====== EXERCISE MATERIALS ======

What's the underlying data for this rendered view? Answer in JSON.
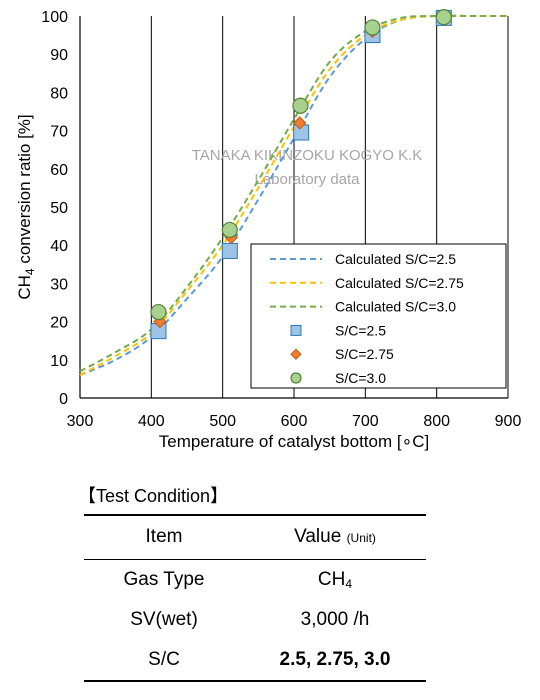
{
  "chart_data": {
    "type": "scatter",
    "xlabel": "Temperature of catalyst bottom [∘C]",
    "ylabel": "CH4 conversion ratio [%]",
    "xlim": [
      300,
      900
    ],
    "ylim": [
      0,
      100
    ],
    "xticks": [
      300,
      400,
      500,
      600,
      700,
      800,
      900
    ],
    "yticks": [
      0,
      10,
      20,
      30,
      40,
      50,
      60,
      70,
      80,
      90,
      100
    ],
    "grid": "x-only",
    "legend_position": "bottom-right",
    "watermark": [
      "TANAKA KIKINZOKU KOGYO K.K",
      "Laboratory data"
    ],
    "series": [
      {
        "name": "Calculated S/C=2.5",
        "kind": "line",
        "style": "dashed",
        "color": "#5B9BD5",
        "x_points": [
          300,
          350,
          400,
          450,
          500,
          550,
          600,
          650,
          700,
          750,
          800,
          850,
          900
        ],
        "y": [
          6,
          10,
          16,
          26,
          37,
          52,
          68,
          84,
          94,
          99,
          100,
          100,
          100
        ]
      },
      {
        "name": "Calculated S/C=2.75",
        "kind": "line",
        "style": "dashed",
        "color": "#FFC000",
        "x_points": [
          300,
          350,
          400,
          450,
          500,
          550,
          600,
          650,
          700,
          750,
          800,
          850,
          900
        ],
        "y": [
          6,
          11,
          17,
          28,
          40,
          55,
          71,
          86,
          95,
          99,
          100,
          100,
          100
        ]
      },
      {
        "name": "Calculated S/C=3.0",
        "kind": "line",
        "style": "dashed",
        "color": "#70AD47",
        "x_points": [
          300,
          350,
          400,
          450,
          500,
          550,
          600,
          650,
          700,
          750,
          800,
          850,
          900
        ],
        "y": [
          7,
          12,
          18,
          29,
          42,
          57,
          73,
          88,
          96,
          99.5,
          100,
          100,
          100
        ]
      },
      {
        "name": "S/C=2.5",
        "kind": "marker",
        "marker": "square",
        "fill": "#9DC3E6",
        "stroke": "#2E75B6",
        "x_points": [
          410,
          510,
          610,
          710,
          810
        ],
        "y": [
          17.5,
          38.5,
          69.5,
          95,
          99.5
        ]
      },
      {
        "name": "S/C=2.75",
        "kind": "marker",
        "marker": "diamond",
        "fill": "#ED7D31",
        "stroke": "#C55A11",
        "x_points": [
          412,
          512,
          608,
          710,
          810
        ],
        "y": [
          20,
          42,
          72,
          96,
          99.5
        ]
      },
      {
        "name": "S/C=3.0",
        "kind": "marker",
        "marker": "circle",
        "fill": "#A9D18E",
        "stroke": "#548235",
        "x_points": [
          410,
          510,
          609,
          710,
          810
        ],
        "y": [
          22.5,
          44,
          76.5,
          97,
          99.7
        ]
      }
    ]
  },
  "test_condition": {
    "title": "【Test Condition】",
    "headers": {
      "item": "Item",
      "value": "Value",
      "unit": "(Unit)"
    },
    "rows": [
      {
        "item": "Gas Type",
        "value": "CH",
        "value_sub": "4"
      },
      {
        "item": "SV(wet)",
        "value": "3,000 /h"
      },
      {
        "item": "S/C",
        "value": "2.5, 2.75, 3.0"
      }
    ]
  }
}
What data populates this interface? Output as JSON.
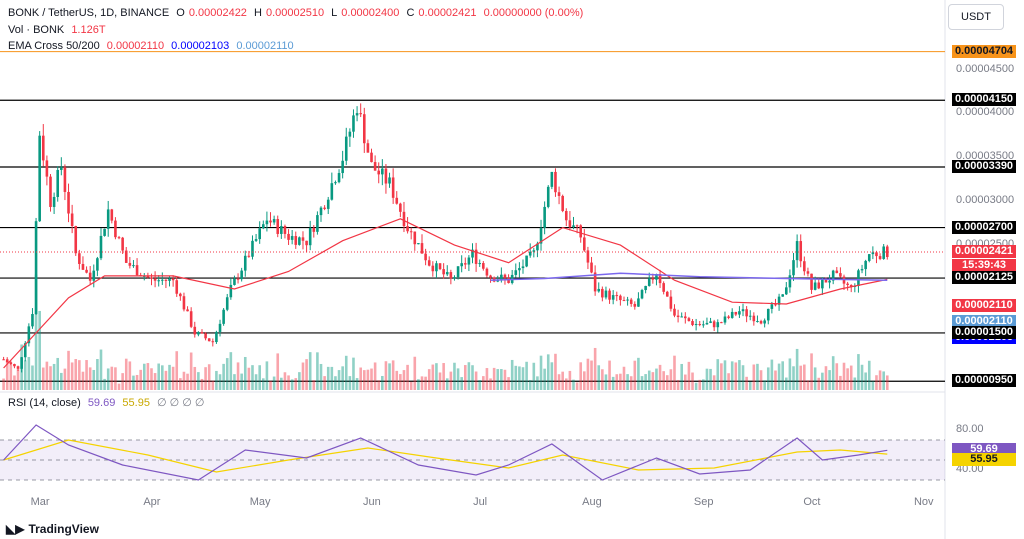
{
  "legend": {
    "symbol": "BONK / TetherUS, 1D, BINANCE",
    "o_label": "O",
    "o": "0.00002422",
    "h_label": "H",
    "h": "0.00002510",
    "l_label": "L",
    "l": "0.00002400",
    "c_label": "C",
    "c": "0.00002421",
    "change": "0.00000000 (0.00%)",
    "vol_label": "Vol · BONK",
    "vol": "1.126T",
    "ema_label": "EMA Cross 50/200",
    "ema1": "0.00002110",
    "ema2": "0.00002103",
    "ema3": "0.00002110",
    "rsi_label": "RSI (14, close)",
    "rsi1": "59.69",
    "rsi2": "55.95",
    "rsi_extra": "∅ ∅ ∅ ∅"
  },
  "currency_button": "USDT",
  "price_labels": [
    {
      "text": "0.00004704",
      "price": 4.704e-05,
      "bg": "#f7931a",
      "fg": "#131722"
    },
    {
      "text": "0.00004150",
      "price": 4.15e-05,
      "bg": "#000000",
      "fg": "#ffffff"
    },
    {
      "text": "0.00003390",
      "price": 3.39e-05,
      "bg": "#000000",
      "fg": "#ffffff"
    },
    {
      "text": "0.00002700",
      "price": 2.7e-05,
      "bg": "#000000",
      "fg": "#ffffff"
    },
    {
      "text": "0.00002421",
      "price": 2.421e-05,
      "bg": "#f23645",
      "fg": "#ffffff"
    },
    {
      "text": "15:39:43",
      "price": 2.421e-05,
      "bg": "#f23645",
      "fg": "#ffffff",
      "below": true
    },
    {
      "text": "0.00002125",
      "price": 2.125e-05,
      "bg": "#000000",
      "fg": "#ffffff"
    },
    {
      "text": "0.00002110",
      "price": 2.11e-05,
      "bg": "#f23645",
      "fg": "#ffffff",
      "stack": 1
    },
    {
      "text": "0.00002110",
      "price": 2.11e-05,
      "bg": "#5b9bd5",
      "fg": "#ffffff",
      "stack": 2
    },
    {
      "text": "0.00002103",
      "price": 2.103e-05,
      "bg": "#0000ff",
      "fg": "#ffffff",
      "stack": 3
    },
    {
      "text": "0.00001500",
      "price": 1.5e-05,
      "bg": "#000000",
      "fg": "#ffffff"
    },
    {
      "text": "0.00000950",
      "price": 9.5e-06,
      "bg": "#000000",
      "fg": "#ffffff"
    }
  ],
  "axis_ticks": [
    {
      "text": "0.00004500",
      "price": 4.5e-05
    },
    {
      "text": "0.00004000",
      "price": 4e-05
    },
    {
      "text": "0.00003500",
      "price": 3.5e-05
    },
    {
      "text": "0.00003000",
      "price": 3e-05
    },
    {
      "text": "0.00002500",
      "price": 2.5e-05
    }
  ],
  "rsi_ticks": [
    {
      "text": "80.00",
      "value": 80
    },
    {
      "text": "40.00",
      "value": 40
    }
  ],
  "x_labels": [
    "Mar",
    "Apr",
    "May",
    "Jun",
    "Jul",
    "Aug",
    "Sep",
    "Oct",
    "Nov"
  ],
  "branding": "TradingView",
  "colors": {
    "up": "#089981",
    "down": "#f23645",
    "ema50": "#f23645",
    "ema200": "#7b68ee",
    "rsi": "#7e57c2",
    "rsi_ma": "#f5d300"
  },
  "chart_data": {
    "type": "candlestick",
    "title": "BONK / TetherUS, 1D, BINANCE",
    "x_range": [
      "2023-02-19",
      "2023-11-08"
    ],
    "y_range": [
      8.5e-06,
      4.95e-05
    ],
    "horizontal_levels": [
      4.704e-05,
      4.15e-05,
      3.39e-05,
      2.7e-05,
      2.125e-05,
      1.5e-05,
      9.5e-06
    ],
    "close_series": [
      [
        "2023-02-20",
        1.2e-05
      ],
      [
        "2023-02-24",
        1.08e-05
      ],
      [
        "2023-02-28",
        1.75e-05
      ],
      [
        "2023-03-02",
        3.78e-05
      ],
      [
        "2023-03-05",
        3e-05
      ],
      [
        "2023-03-08",
        3.4e-05
      ],
      [
        "2023-03-12",
        2.4e-05
      ],
      [
        "2023-03-16",
        2.1e-05
      ],
      [
        "2023-03-21",
        2.9e-05
      ],
      [
        "2023-03-26",
        2.3e-05
      ],
      [
        "2023-04-02",
        2.1e-05
      ],
      [
        "2023-04-08",
        2.1e-05
      ],
      [
        "2023-04-14",
        1.5e-05
      ],
      [
        "2023-04-19",
        1.4e-05
      ],
      [
        "2023-04-24",
        2e-05
      ],
      [
        "2023-04-29",
        2.4e-05
      ],
      [
        "2023-05-04",
        2.8e-05
      ],
      [
        "2023-05-10",
        2.6e-05
      ],
      [
        "2023-05-15",
        2.55e-05
      ],
      [
        "2023-05-20",
        3e-05
      ],
      [
        "2023-05-25",
        3.5e-05
      ],
      [
        "2023-05-29",
        4.1e-05
      ],
      [
        "2023-06-02",
        3.4e-05
      ],
      [
        "2023-06-07",
        3.2e-05
      ],
      [
        "2023-06-12",
        2.7e-05
      ],
      [
        "2023-06-18",
        2.3e-05
      ],
      [
        "2023-06-24",
        2.1e-05
      ],
      [
        "2023-06-30",
        2.4e-05
      ],
      [
        "2023-07-05",
        2.15e-05
      ],
      [
        "2023-07-10",
        2.1e-05
      ],
      [
        "2023-07-17",
        2.4e-05
      ],
      [
        "2023-07-22",
        3.3e-05
      ],
      [
        "2023-07-26",
        2.8e-05
      ],
      [
        "2023-07-30",
        2.6e-05
      ],
      [
        "2023-08-03",
        2e-05
      ],
      [
        "2023-08-08",
        1.9e-05
      ],
      [
        "2023-08-14",
        1.8e-05
      ],
      [
        "2023-08-20",
        2.2e-05
      ],
      [
        "2023-08-25",
        1.7e-05
      ],
      [
        "2023-08-31",
        1.6e-05
      ],
      [
        "2023-09-06",
        1.6e-05
      ],
      [
        "2023-09-12",
        1.75e-05
      ],
      [
        "2023-09-18",
        1.65e-05
      ],
      [
        "2023-09-24",
        1.9e-05
      ],
      [
        "2023-09-28",
        2.5e-05
      ],
      [
        "2023-10-02",
        2e-05
      ],
      [
        "2023-10-08",
        2.15e-05
      ],
      [
        "2023-10-13",
        2e-05
      ],
      [
        "2023-10-18",
        2.4e-05
      ],
      [
        "2023-10-23",
        2.42e-05
      ]
    ],
    "ema50_series": [
      [
        "2023-02-20",
        1.1e-05
      ],
      [
        "2023-03-10",
        1.9e-05
      ],
      [
        "2023-03-20",
        2.15e-05
      ],
      [
        "2023-04-08",
        2.15e-05
      ],
      [
        "2023-04-25",
        2e-05
      ],
      [
        "2023-05-10",
        2.2e-05
      ],
      [
        "2023-05-25",
        2.55e-05
      ],
      [
        "2023-06-10",
        2.8e-05
      ],
      [
        "2023-06-25",
        2.5e-05
      ],
      [
        "2023-07-10",
        2.3e-05
      ],
      [
        "2023-07-25",
        2.7e-05
      ],
      [
        "2023-08-10",
        2.5e-05
      ],
      [
        "2023-08-25",
        2.1e-05
      ],
      [
        "2023-09-10",
        1.85e-05
      ],
      [
        "2023-09-25",
        1.83e-05
      ],
      [
        "2023-10-10",
        2e-05
      ],
      [
        "2023-10-23",
        2.11e-05
      ]
    ],
    "ema200_series": [
      [
        "2023-07-05",
        2.1e-05
      ],
      [
        "2023-07-20",
        2.12e-05
      ],
      [
        "2023-08-10",
        2.18e-05
      ],
      [
        "2023-09-01",
        2.14e-05
      ],
      [
        "2023-09-25",
        2.12e-05
      ],
      [
        "2023-10-23",
        2.1e-05
      ]
    ],
    "rsi_series": [
      [
        "2023-02-20",
        50
      ],
      [
        "2023-03-01",
        85
      ],
      [
        "2023-03-10",
        65
      ],
      [
        "2023-03-25",
        45
      ],
      [
        "2023-04-15",
        30
      ],
      [
        "2023-04-28",
        60
      ],
      [
        "2023-05-15",
        52
      ],
      [
        "2023-05-30",
        72
      ],
      [
        "2023-06-15",
        45
      ],
      [
        "2023-07-01",
        35
      ],
      [
        "2023-07-10",
        45
      ],
      [
        "2023-07-22",
        66
      ],
      [
        "2023-08-05",
        30
      ],
      [
        "2023-08-20",
        52
      ],
      [
        "2023-09-01",
        36
      ],
      [
        "2023-09-15",
        40
      ],
      [
        "2023-09-28",
        72
      ],
      [
        "2023-10-05",
        50
      ],
      [
        "2023-10-15",
        55
      ],
      [
        "2023-10-23",
        59.69
      ]
    ],
    "rsi_ma_series": [
      [
        "2023-02-20",
        50
      ],
      [
        "2023-03-10",
        70
      ],
      [
        "2023-04-01",
        55
      ],
      [
        "2023-04-20",
        38
      ],
      [
        "2023-05-10",
        50
      ],
      [
        "2023-06-01",
        62
      ],
      [
        "2023-06-20",
        52
      ],
      [
        "2023-07-10",
        42
      ],
      [
        "2023-07-25",
        55
      ],
      [
        "2023-08-15",
        40
      ],
      [
        "2023-09-05",
        42
      ],
      [
        "2023-09-28",
        58
      ],
      [
        "2023-10-10",
        60
      ],
      [
        "2023-10-23",
        55.95
      ]
    ]
  }
}
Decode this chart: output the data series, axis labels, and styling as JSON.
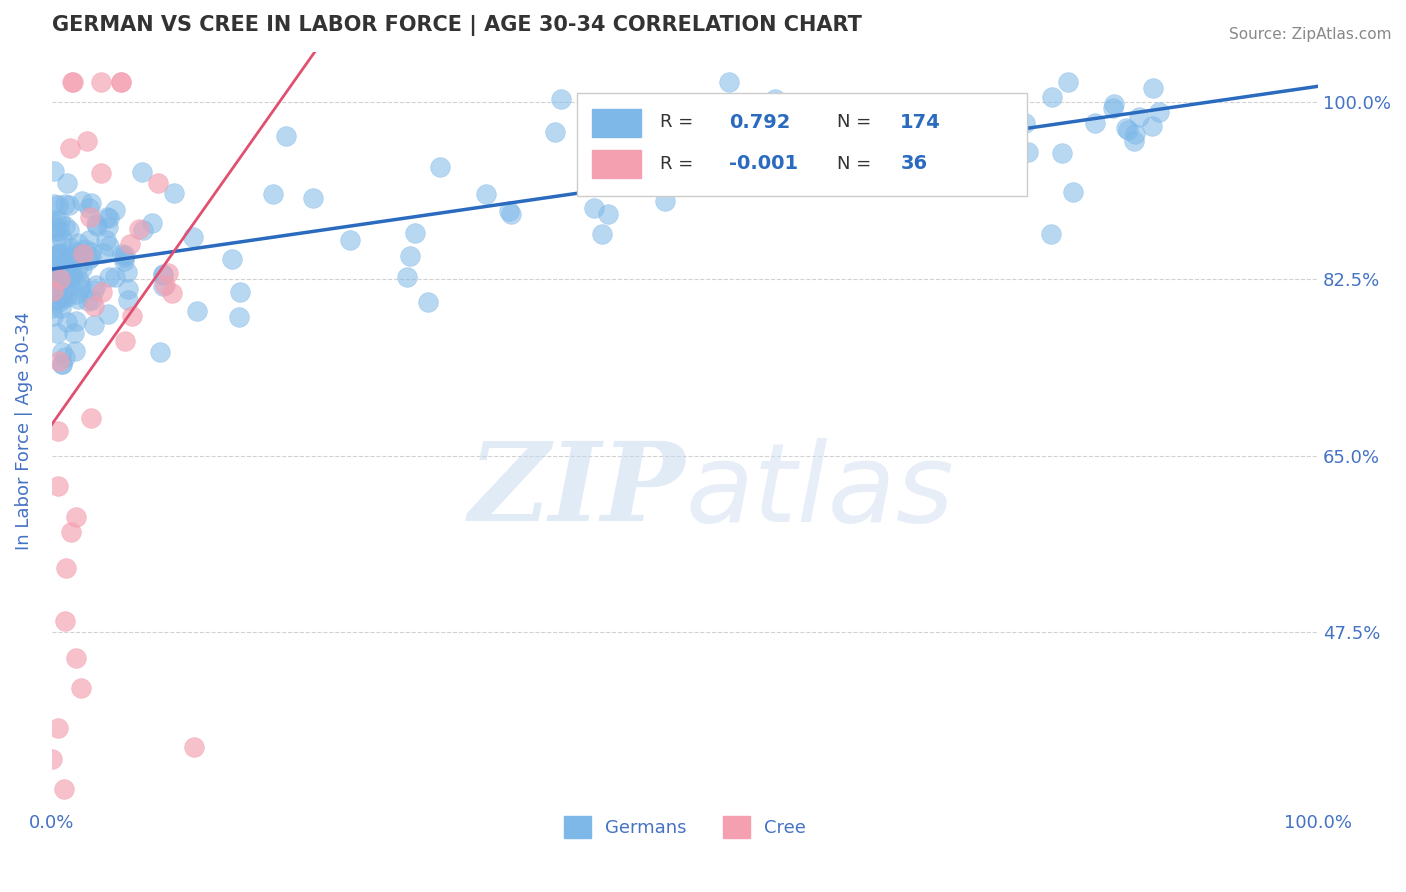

======

--- WHAT YOU HAVE TO DO ---
Copy out every line holding the string "TetherUS".

--- THE REPLY ---
    "symbol": "BONK / TetherUS, 1D, BINANCE",
    "title": "BONK / TetherUS, 1D, BINANCE",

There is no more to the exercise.